→ WHAT TO DO: Present the following data again exactly as it is shown.

::: RAW RECORDS

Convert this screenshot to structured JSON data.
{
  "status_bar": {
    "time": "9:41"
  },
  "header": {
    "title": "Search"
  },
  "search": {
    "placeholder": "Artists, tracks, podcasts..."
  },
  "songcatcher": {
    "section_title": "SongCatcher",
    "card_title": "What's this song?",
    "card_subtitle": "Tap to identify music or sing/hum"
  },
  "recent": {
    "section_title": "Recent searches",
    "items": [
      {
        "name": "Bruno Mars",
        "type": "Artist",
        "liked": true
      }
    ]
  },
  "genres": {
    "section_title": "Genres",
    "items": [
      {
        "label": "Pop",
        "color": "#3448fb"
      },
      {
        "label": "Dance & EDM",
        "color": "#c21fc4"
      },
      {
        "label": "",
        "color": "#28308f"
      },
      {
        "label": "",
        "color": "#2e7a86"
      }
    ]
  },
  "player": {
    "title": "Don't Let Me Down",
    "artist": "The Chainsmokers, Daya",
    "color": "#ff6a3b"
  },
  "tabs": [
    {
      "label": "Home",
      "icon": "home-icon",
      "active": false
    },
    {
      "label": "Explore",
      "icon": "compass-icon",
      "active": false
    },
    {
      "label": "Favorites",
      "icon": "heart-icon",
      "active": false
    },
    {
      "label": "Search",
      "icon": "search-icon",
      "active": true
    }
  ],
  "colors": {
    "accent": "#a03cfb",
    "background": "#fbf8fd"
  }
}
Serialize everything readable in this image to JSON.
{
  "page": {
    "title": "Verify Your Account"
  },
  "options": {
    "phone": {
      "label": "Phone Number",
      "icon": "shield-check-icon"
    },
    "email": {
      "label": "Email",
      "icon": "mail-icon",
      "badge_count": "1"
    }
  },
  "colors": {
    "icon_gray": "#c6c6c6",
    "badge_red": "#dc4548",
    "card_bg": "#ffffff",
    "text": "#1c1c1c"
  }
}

::::::

→ OUTPUT BELOW:
Convert this screenshot to structured JSON data.
{
  "status_bar": {
    "time": "9:41"
  },
  "header": {
    "title": "Search"
  },
  "search": {
    "placeholder": "Artists, tracks, podcasts..."
  },
  "songcatcher": {
    "section_title": "SongCatcher",
    "card_title": "What's this song?",
    "card_subtitle": "Tap to identify music or sing/hum"
  },
  "recent": {
    "section_title": "Recent searches",
    "items": [
      {
        "name": "Bruno Mars",
        "type": "Artist",
        "liked": true
      }
    ]
  },
  "genres": {
    "section_title": "Genres",
    "items": [
      {
        "label": "Pop",
        "color": "#3448fb"
      },
      {
        "label": "Dance & EDM",
        "color": "#c21fc4"
      },
      {
        "label": "",
        "color": "#28308f"
      },
      {
        "label": "",
        "color": "#2e7a86"
      }
    ]
  },
  "player": {
    "title": "Don't Let Me Down",
    "artist": "The Chainsmokers, Daya",
    "color": "#ff6a3b"
  },
  "tabs": [
    {
      "label": "Home",
      "icon": "home-icon",
      "active": false
    },
    {
      "label": "Explore",
      "icon": "compass-icon",
      "active": false
    },
    {
      "label": "Favorites",
      "icon": "heart-icon",
      "active": false
    },
    {
      "label": "Search",
      "icon": "search-icon",
      "active": true
    }
  ],
  "colors": {
    "accent": "#a03cfb",
    "background": "#fbf8fd"
  }
}
Serialize everything readable in this image to JSON.
{
  "page": {
    "title": "Verify Your Account"
  },
  "options": {
    "phone": {
      "label": "Phone Number",
      "icon": "shield-check-icon"
    },
    "email": {
      "label": "Email",
      "icon": "mail-icon",
      "badge_count": "1"
    }
  },
  "colors": {
    "icon_gray": "#c6c6c6",
    "badge_red": "#dc4548",
    "card_bg": "#ffffff",
    "text": "#1c1c1c"
  }
}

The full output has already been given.